▶ SOURCE EXTRACT:
Presto on Spark
Presto was originally designed to run interactive queries against data warehouses, but now it has evolved into a unified SQL engine on top of open data lake analytics for both interactive and batch workloads. Popular workloads on data lakes include:
This includes serving custom reporting for both internal and external developers for business insights and also many organizations using Presto for interactive A/B testing analytics. A defining characteristic of this use case is a requirement for low latency. It requires tens to hundreds of milliseconds at very high QPS, and not surprisingly this use case is almost exclusively using Presto and that’s what Presto is designed for.
This use case is one of ad hoc analysis and typically needs moderate latency ranging from seconds to minutes. These are the queries of data scientist, and business analysts who want to perform compact ad hoc analysis to understand product usage, for example, user trends and how to improve the product. The QPS is relatively lower because users have to manually initiate these queries.
These are scheduled jobs that are running every day, hour, or whenever the data is ready. They often contain queries over very large volumes of data and the latency can be up to tens of hours and processing can range from CPU days to years and terabytes to petabytes of data.
Presto works exceptionally effectively for ad-hoc or interactive queries today, and even some batch queries, with the constraint that the entire query must fit in memory and run quickly enough that fault tolerance is not required. Most ETL batch workloads that don’t fit in this box are running on “very big data” compute engines like Apache Spark. Having multiple compute engines with different SQL dialects and APIs makes managing and scaling these workloads complicated for data platform teams. Hence, Facebook decided to simplify and build Presto on Spark as the path to further scale Presto. Before we get into Presto on Spark, let me explain a bit more about the architecture of each of these two popular engines.

▶ THINGS TO DO:
• 1. List every latency range the Presto on Spark article gives for a workload.
• 2. In the Presto on Spark article, swap "compute engines" for "processing engines" and give everything from "Presto works exceptionally" down to "two popular engines.".

▶ RAW RECORDS:
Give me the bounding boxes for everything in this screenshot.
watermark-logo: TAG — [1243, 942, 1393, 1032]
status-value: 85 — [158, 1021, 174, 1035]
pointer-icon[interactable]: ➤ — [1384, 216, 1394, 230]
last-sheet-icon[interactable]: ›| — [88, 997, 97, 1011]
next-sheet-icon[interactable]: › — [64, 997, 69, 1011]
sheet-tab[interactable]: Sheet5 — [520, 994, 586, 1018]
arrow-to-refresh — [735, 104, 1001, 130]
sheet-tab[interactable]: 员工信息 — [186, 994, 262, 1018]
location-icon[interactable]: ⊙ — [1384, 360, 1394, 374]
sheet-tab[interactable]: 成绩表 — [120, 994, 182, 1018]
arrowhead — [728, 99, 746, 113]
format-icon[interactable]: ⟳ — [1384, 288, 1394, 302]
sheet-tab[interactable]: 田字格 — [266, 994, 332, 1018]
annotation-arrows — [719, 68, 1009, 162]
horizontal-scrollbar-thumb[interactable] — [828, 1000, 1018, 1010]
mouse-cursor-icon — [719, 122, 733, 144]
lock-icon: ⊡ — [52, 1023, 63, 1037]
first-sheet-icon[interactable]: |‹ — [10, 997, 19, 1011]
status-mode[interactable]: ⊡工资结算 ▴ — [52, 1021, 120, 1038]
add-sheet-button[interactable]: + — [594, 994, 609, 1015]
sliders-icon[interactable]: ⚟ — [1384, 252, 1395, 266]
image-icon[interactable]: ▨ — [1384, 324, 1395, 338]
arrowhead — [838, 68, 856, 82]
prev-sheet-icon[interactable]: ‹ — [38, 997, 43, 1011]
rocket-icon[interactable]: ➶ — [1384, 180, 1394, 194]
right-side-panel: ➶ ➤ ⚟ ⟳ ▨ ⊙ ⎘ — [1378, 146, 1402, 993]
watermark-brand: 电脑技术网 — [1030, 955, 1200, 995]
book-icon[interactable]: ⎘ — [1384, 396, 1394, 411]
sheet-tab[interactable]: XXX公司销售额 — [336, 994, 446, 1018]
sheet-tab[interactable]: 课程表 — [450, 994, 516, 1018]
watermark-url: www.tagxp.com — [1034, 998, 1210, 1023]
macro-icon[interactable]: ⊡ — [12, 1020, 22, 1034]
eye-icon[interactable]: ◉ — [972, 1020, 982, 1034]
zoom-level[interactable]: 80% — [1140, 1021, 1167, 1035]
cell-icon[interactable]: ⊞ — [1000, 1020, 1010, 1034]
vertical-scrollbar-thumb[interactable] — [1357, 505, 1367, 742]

▶ CORRECT ANSWERS:
• 1.
tens to hundreds of milliseconds
seconds to minutes
up to tens of hours

• 2.
Presto works exceptionally effectively for ad-hoc or interactive queries today, and even some batch queries, with the constraint that the entire query must fit in memory and run quickly enough that fault tolerance is not required. Most ETL batch workloads that don’t fit in this box are running on “very big data” processing engines like Apache Spark. Having multiple processing engines with different SQL dialects and APIs makes managing and scaling these workloads complicated for data platform teams. Hence, Facebook decided to simplify and build Presto on Spark as the path to further scale Presto. Before we get into Presto on Spark, let me explain a bit more about the architecture of each of these two popular engines.